## RECORD EXCERPTS:
····················

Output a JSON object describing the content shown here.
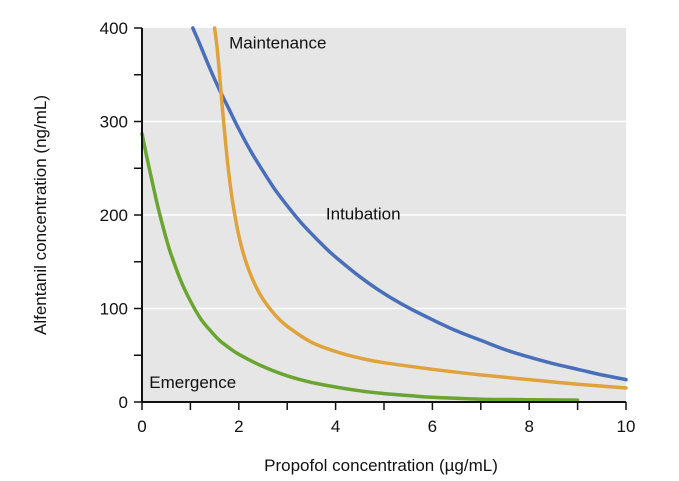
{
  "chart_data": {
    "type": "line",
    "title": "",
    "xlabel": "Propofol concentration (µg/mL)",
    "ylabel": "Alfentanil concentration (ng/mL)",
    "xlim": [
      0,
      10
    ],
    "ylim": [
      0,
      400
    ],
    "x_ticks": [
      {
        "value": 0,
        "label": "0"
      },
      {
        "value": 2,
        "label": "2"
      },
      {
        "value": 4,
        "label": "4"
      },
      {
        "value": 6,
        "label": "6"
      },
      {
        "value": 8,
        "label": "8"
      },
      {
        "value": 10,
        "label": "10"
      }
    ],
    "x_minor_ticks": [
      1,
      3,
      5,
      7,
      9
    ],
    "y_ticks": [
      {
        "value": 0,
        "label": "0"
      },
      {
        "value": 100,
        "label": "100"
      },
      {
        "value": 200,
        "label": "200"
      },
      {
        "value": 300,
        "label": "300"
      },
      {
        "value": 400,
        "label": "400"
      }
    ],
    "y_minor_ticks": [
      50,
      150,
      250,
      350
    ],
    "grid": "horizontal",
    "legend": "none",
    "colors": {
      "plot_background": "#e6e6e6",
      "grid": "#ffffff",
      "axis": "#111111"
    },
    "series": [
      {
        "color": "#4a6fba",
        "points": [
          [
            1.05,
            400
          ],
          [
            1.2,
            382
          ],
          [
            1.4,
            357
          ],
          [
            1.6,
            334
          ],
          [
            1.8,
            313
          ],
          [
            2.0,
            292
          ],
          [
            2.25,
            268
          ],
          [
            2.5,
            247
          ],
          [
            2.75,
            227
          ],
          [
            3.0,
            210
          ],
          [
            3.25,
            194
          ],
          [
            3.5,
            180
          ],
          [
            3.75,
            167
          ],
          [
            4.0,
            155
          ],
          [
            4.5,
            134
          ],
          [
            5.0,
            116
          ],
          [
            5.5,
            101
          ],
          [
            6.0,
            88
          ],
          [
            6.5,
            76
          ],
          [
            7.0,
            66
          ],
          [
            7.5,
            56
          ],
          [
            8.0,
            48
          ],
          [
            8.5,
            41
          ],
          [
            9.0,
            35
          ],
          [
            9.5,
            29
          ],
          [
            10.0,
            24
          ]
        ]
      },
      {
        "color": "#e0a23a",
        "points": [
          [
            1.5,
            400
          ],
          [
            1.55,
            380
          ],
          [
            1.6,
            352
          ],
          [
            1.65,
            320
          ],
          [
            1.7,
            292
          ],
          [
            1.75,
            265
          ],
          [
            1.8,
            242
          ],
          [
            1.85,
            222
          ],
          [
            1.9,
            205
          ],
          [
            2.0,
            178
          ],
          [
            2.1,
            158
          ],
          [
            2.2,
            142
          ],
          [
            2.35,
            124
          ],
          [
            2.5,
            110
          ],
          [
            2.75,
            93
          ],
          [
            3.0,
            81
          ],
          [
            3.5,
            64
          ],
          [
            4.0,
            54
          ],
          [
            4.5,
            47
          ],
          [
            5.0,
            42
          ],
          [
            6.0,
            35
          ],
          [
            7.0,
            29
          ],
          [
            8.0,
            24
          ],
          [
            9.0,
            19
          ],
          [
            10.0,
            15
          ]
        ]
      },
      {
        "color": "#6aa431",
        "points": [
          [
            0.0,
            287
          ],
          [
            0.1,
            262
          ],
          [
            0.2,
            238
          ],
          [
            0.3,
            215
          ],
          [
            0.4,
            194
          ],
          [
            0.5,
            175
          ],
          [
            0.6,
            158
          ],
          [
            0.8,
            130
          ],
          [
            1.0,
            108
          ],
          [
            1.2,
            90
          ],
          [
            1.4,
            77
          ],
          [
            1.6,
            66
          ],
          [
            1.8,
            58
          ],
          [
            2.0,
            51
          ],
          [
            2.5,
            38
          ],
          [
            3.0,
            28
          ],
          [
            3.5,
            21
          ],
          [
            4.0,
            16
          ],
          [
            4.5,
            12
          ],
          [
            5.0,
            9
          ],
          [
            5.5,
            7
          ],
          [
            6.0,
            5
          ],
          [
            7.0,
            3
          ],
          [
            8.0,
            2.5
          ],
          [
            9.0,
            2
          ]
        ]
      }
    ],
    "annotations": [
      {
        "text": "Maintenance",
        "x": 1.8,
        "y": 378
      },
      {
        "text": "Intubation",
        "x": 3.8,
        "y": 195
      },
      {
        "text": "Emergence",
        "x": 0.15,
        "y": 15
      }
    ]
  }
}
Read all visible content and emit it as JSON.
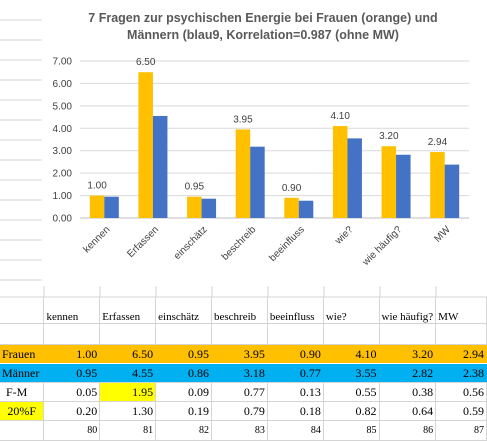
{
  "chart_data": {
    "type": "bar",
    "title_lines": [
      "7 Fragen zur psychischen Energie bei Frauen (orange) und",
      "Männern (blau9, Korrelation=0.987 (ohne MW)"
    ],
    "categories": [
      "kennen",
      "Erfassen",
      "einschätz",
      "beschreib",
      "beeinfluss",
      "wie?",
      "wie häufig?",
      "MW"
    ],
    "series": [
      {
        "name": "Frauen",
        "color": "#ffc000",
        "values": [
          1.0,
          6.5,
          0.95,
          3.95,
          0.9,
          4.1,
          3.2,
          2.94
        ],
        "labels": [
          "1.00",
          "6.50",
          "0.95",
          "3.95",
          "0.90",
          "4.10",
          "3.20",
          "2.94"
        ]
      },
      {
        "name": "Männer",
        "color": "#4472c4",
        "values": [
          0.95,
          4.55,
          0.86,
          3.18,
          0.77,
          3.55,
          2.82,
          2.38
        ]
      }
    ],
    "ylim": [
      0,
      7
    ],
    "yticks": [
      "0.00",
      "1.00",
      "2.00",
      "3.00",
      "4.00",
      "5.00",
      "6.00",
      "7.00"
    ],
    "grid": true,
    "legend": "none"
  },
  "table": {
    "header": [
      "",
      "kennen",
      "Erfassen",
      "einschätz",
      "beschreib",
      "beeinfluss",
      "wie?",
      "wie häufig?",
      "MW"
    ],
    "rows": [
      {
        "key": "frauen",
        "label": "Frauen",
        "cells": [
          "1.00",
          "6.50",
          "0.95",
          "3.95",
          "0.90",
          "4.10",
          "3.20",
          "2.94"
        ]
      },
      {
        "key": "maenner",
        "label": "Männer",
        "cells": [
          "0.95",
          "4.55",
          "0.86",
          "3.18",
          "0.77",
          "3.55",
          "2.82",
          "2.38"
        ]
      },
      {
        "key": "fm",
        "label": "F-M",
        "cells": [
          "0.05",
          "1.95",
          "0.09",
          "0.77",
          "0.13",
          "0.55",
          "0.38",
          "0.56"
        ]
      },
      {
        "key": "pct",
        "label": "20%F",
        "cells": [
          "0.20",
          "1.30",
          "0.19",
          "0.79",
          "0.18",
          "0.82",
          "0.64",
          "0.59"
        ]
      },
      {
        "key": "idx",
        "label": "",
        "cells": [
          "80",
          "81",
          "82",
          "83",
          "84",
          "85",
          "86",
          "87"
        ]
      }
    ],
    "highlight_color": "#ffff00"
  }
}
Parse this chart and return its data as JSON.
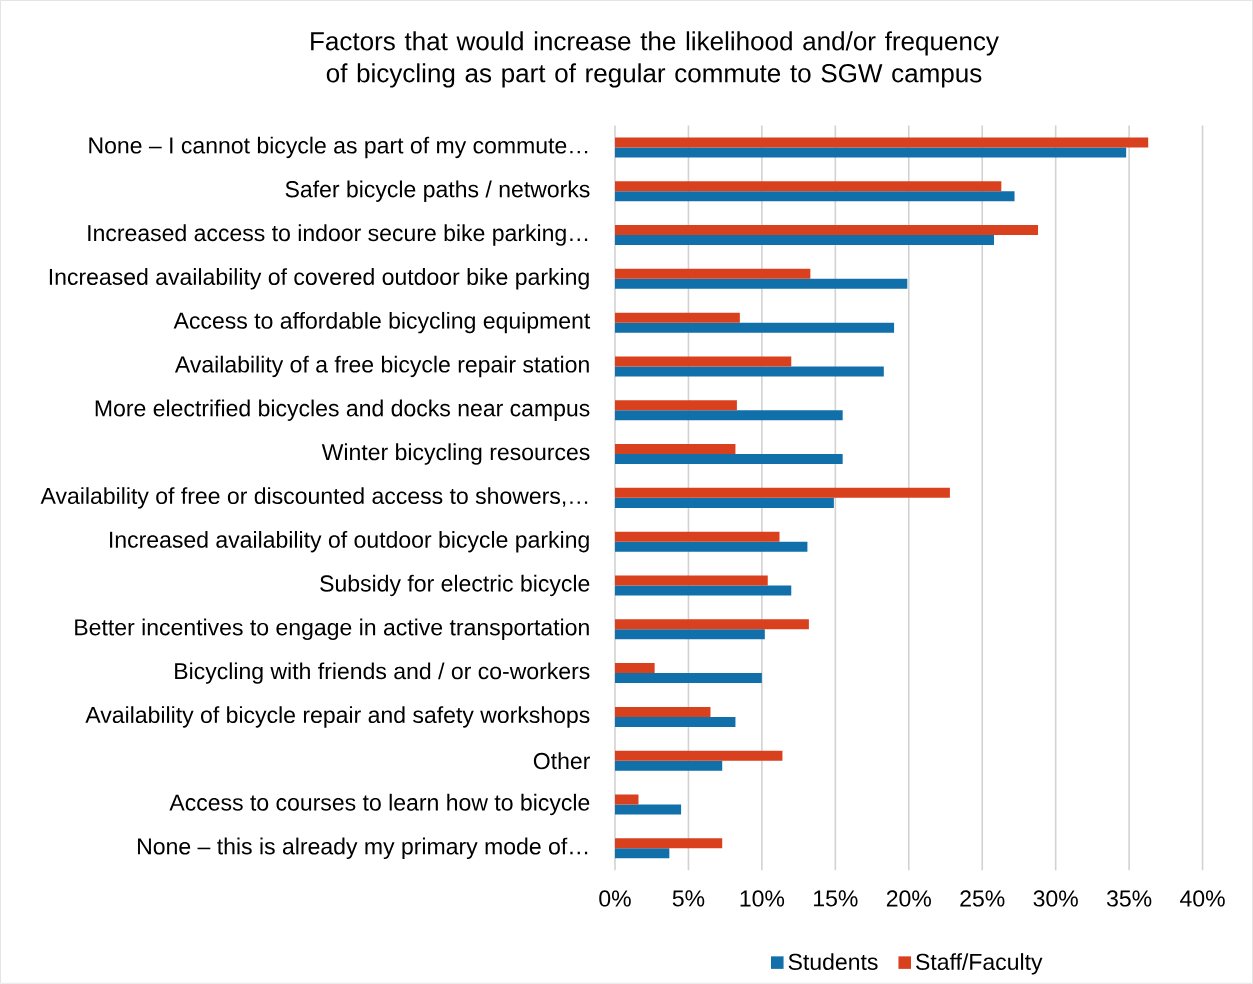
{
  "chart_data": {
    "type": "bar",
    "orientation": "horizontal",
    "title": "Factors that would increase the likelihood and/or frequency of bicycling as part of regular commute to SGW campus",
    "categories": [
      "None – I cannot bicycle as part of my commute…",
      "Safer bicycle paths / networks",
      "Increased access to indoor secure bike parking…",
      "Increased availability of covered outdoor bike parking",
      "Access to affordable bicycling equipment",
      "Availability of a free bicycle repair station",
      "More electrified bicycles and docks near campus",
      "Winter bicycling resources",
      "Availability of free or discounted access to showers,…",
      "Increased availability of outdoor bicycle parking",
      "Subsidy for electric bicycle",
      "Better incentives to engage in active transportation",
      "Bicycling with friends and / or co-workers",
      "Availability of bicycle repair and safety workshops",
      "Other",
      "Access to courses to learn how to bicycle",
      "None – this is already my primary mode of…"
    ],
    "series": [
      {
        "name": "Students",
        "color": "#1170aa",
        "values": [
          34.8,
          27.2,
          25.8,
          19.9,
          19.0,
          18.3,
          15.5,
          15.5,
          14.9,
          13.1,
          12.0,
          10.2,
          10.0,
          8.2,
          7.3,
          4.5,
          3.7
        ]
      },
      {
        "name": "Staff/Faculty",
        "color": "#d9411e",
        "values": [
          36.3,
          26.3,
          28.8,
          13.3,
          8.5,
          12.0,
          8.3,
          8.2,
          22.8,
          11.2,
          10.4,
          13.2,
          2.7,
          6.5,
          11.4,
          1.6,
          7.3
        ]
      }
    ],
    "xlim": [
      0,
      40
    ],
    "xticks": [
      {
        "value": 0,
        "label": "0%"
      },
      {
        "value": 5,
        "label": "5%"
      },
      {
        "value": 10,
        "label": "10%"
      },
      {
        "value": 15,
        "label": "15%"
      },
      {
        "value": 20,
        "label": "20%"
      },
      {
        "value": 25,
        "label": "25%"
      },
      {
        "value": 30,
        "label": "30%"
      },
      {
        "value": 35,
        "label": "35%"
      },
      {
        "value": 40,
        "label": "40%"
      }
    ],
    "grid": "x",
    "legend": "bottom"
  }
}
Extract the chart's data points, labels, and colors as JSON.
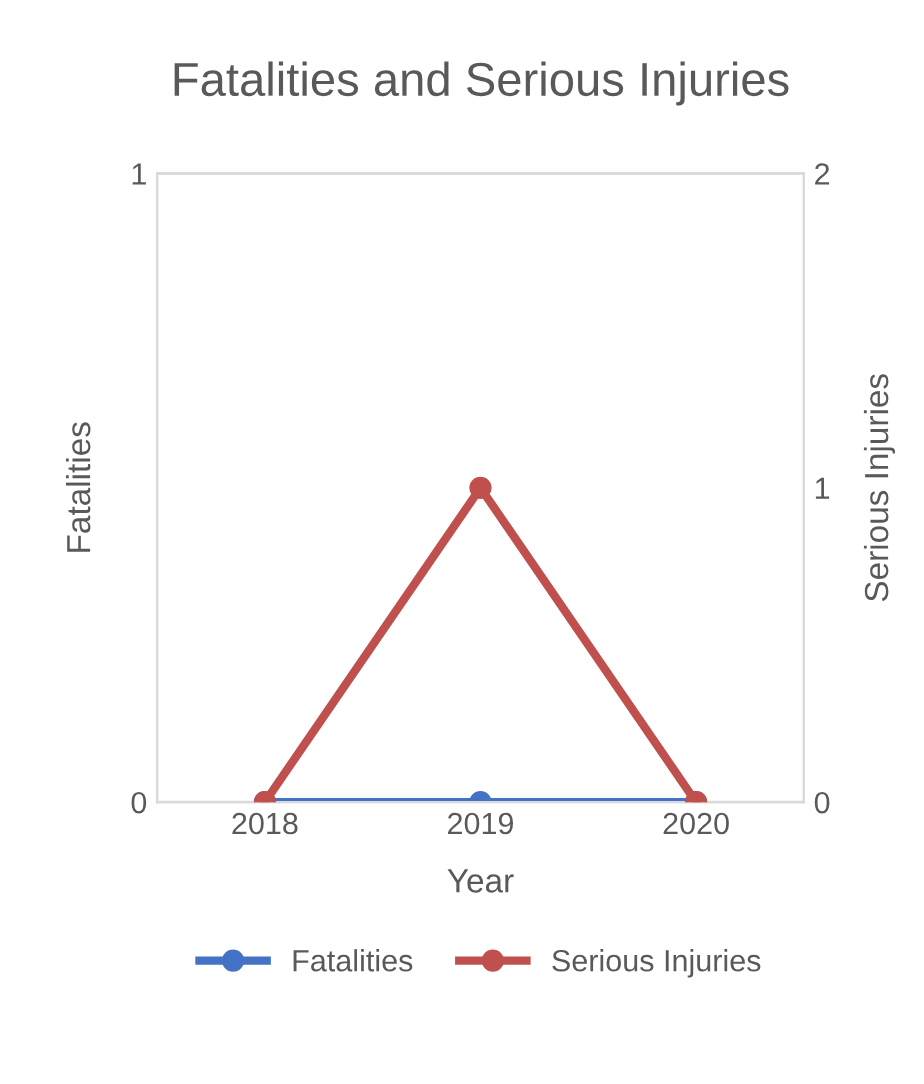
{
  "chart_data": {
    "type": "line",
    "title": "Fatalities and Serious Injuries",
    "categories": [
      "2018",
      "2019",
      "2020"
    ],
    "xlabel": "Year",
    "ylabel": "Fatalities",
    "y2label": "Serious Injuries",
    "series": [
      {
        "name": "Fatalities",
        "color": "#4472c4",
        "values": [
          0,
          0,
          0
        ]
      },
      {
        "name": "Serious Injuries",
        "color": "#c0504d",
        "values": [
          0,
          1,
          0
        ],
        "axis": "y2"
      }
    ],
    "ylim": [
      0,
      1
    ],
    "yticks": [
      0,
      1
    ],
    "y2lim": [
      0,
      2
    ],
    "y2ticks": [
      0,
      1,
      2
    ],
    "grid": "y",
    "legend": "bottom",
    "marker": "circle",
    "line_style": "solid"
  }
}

····················

## GOAL:
Track down the lines that include the word "legend" and copy them.

## FINISHED EXERCISE:
    "legend": "none",
    "legend": "none"
    "legend": "bottom"
    "legend": "bottom",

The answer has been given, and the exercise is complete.